*What is asked*. Count lines, not occurrences: report how many lines in the records hold the string "非洲代表性出口市场出口占GDP比重平均值", and nothing else.

*Records provided*.
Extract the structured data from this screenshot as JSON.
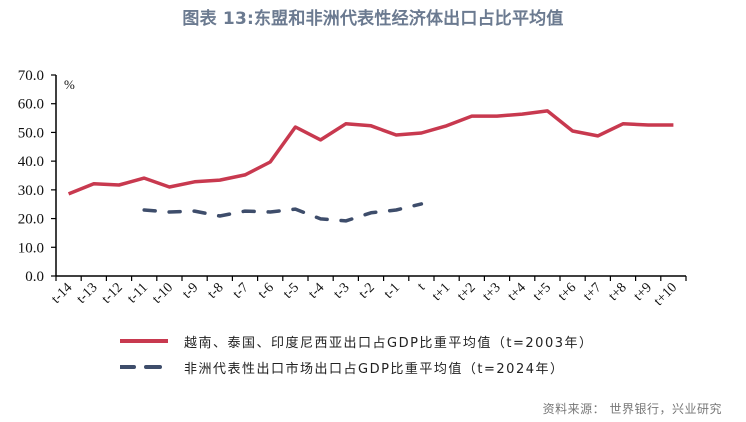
{
  "title": "图表 13:东盟和非洲代表性经济体出口占比平均值",
  "source": "资料来源：  世界银行，兴业研究",
  "colors": {
    "series1": "#c8394f",
    "series2": "#3e4d6b",
    "title": "#6b7a90"
  },
  "legend": {
    "items": [
      {
        "label": "越南、泰国、印度尼西亚出口占GDP比重平均值（t=2003年）",
        "style": "solid"
      },
      {
        "label": "非洲代表性出口市场出口占GDP比重平均值（t=2024年）",
        "style": "dashed"
      }
    ]
  },
  "chart_data": {
    "type": "line",
    "title": "图表 13:东盟和非洲代表性经济体出口占比平均值",
    "xlabel": "",
    "ylabel": "%",
    "ylim": [
      0,
      70
    ],
    "yticks": [
      "0.0",
      "10.0",
      "20.0",
      "30.0",
      "40.0",
      "50.0",
      "60.0",
      "70.0"
    ],
    "grid": false,
    "legend_position": "bottom",
    "categories": [
      "t-14",
      "t-13",
      "t-12",
      "t-11",
      "t-10",
      "t-9",
      "t-8",
      "t-7",
      "t-6",
      "t-5",
      "t-4",
      "t-3",
      "t-2",
      "t-1",
      "t",
      "t+1",
      "t+2",
      "t+3",
      "t+4",
      "t+5",
      "t+6",
      "t+7",
      "t+8",
      "t+9",
      "t+10"
    ],
    "series": [
      {
        "name": "越南、泰国、印度尼西亚出口占GDP比重平均值（t=2003年）",
        "style": "solid",
        "values": [
          28.6,
          32.1,
          31.7,
          34.1,
          31.0,
          32.8,
          33.4,
          35.2,
          39.7,
          51.9,
          47.4,
          53.0,
          52.3,
          49.1,
          49.8,
          52.3,
          55.7,
          55.7,
          56.4,
          57.5,
          50.5,
          48.8,
          53.0,
          52.6,
          52.6
        ]
      },
      {
        "name": "非洲代表性出口市场出口占GDP比重平均值（t=2024年）",
        "style": "dashed",
        "values": [
          null,
          null,
          null,
          23.0,
          22.3,
          22.6,
          20.9,
          22.6,
          22.3,
          23.3,
          19.9,
          19.2,
          22.0,
          23.0,
          25.1,
          null,
          null,
          null,
          null,
          null,
          null,
          null,
          null,
          null,
          null
        ]
      }
    ]
  }
}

*Correct response*. 2